* **TASK STATEMENT**:
Return all of the entries word for word, but omit the pictures they contain.

Extracted data entries:
+-------+
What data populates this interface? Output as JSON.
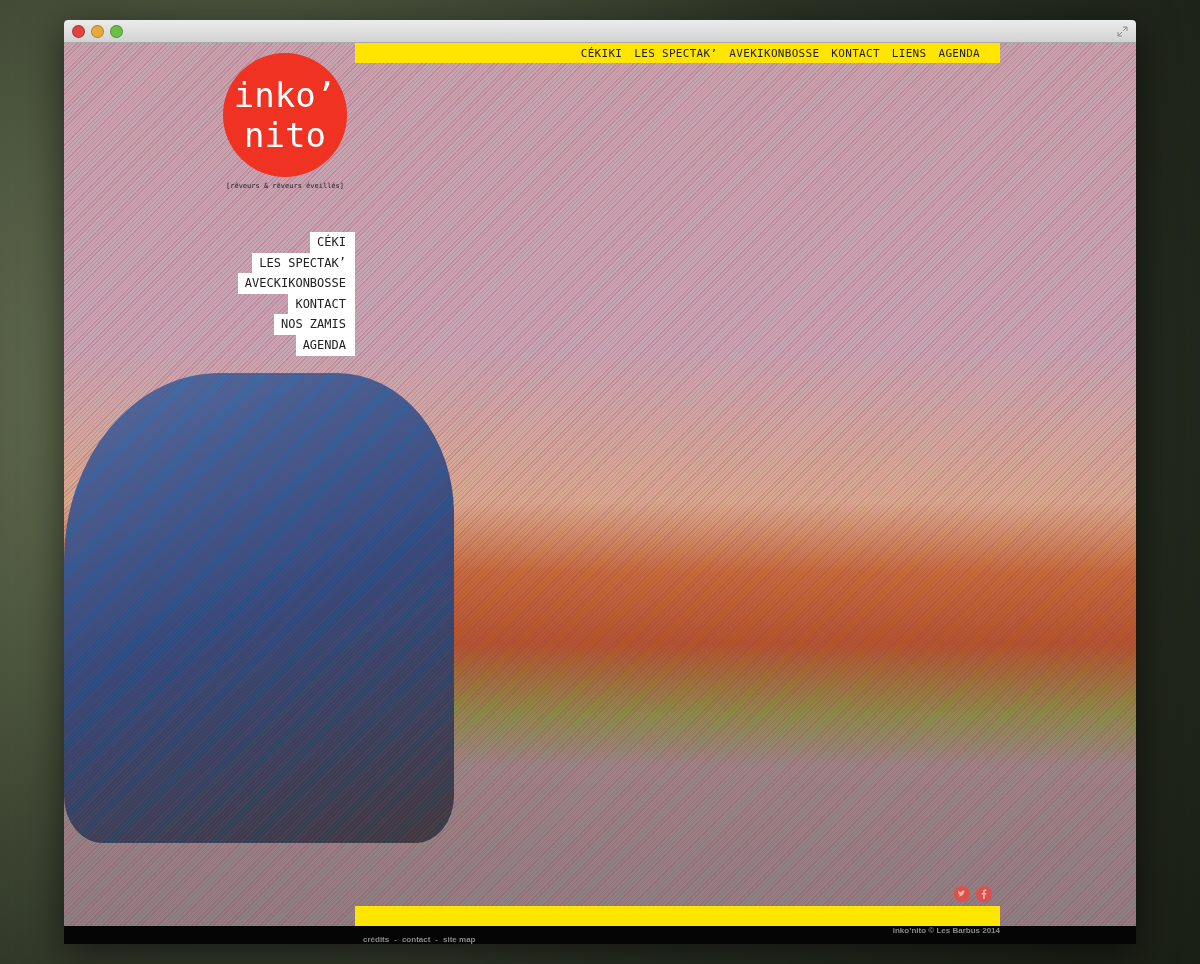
{
  "top_nav": [
    {
      "label": "CÉKIKI"
    },
    {
      "label": "LES SPECTAK’"
    },
    {
      "label": "AVEKIKONBOSSE"
    },
    {
      "label": "KONTACT"
    },
    {
      "label": "LIENS"
    },
    {
      "label": "AGENDA"
    }
  ],
  "logo": {
    "line_1": "inko’",
    "line_2": "nito"
  },
  "tagline": "[rêveurs & rêveurs éveillés]",
  "side_nav": [
    {
      "label": "CÉKI"
    },
    {
      "label": "LES SPECTAK’"
    },
    {
      "label": "AVECKIKONBOSSE"
    },
    {
      "label": "KONTACT"
    },
    {
      "label": "NOS ZAMIS"
    },
    {
      "label": "AGENDA"
    }
  ],
  "footer": {
    "links": [
      "crédits",
      "contact",
      "site map"
    ],
    "separator": "-",
    "copyright": "inko’nito © Les Barbus 2014"
  }
}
+-------+
* **SOLUTION BELOW**:
What data populates this interface? Output as JSON.
{
  "top_nav": [
    {
      "label": "CÉKIKI"
    },
    {
      "label": "LES SPECTAK’"
    },
    {
      "label": "AVEKIKONBOSSE"
    },
    {
      "label": "KONTACT"
    },
    {
      "label": "LIENS"
    },
    {
      "label": "AGENDA"
    }
  ],
  "logo": {
    "line_1": "inko’",
    "line_2": "nito"
  },
  "tagline": "[rêveurs & rêveurs éveillés]",
  "side_nav": [
    {
      "label": "CÉKI"
    },
    {
      "label": "LES SPECTAK’"
    },
    {
      "label": "AVECKIKONBOSSE"
    },
    {
      "label": "KONTACT"
    },
    {
      "label": "NOS ZAMIS"
    },
    {
      "label": "AGENDA"
    }
  ],
  "footer": {
    "links": [
      "crédits",
      "contact",
      "site map"
    ],
    "separator": "-",
    "copyright": "inko’nito © Les Barbus 2014"
  }
}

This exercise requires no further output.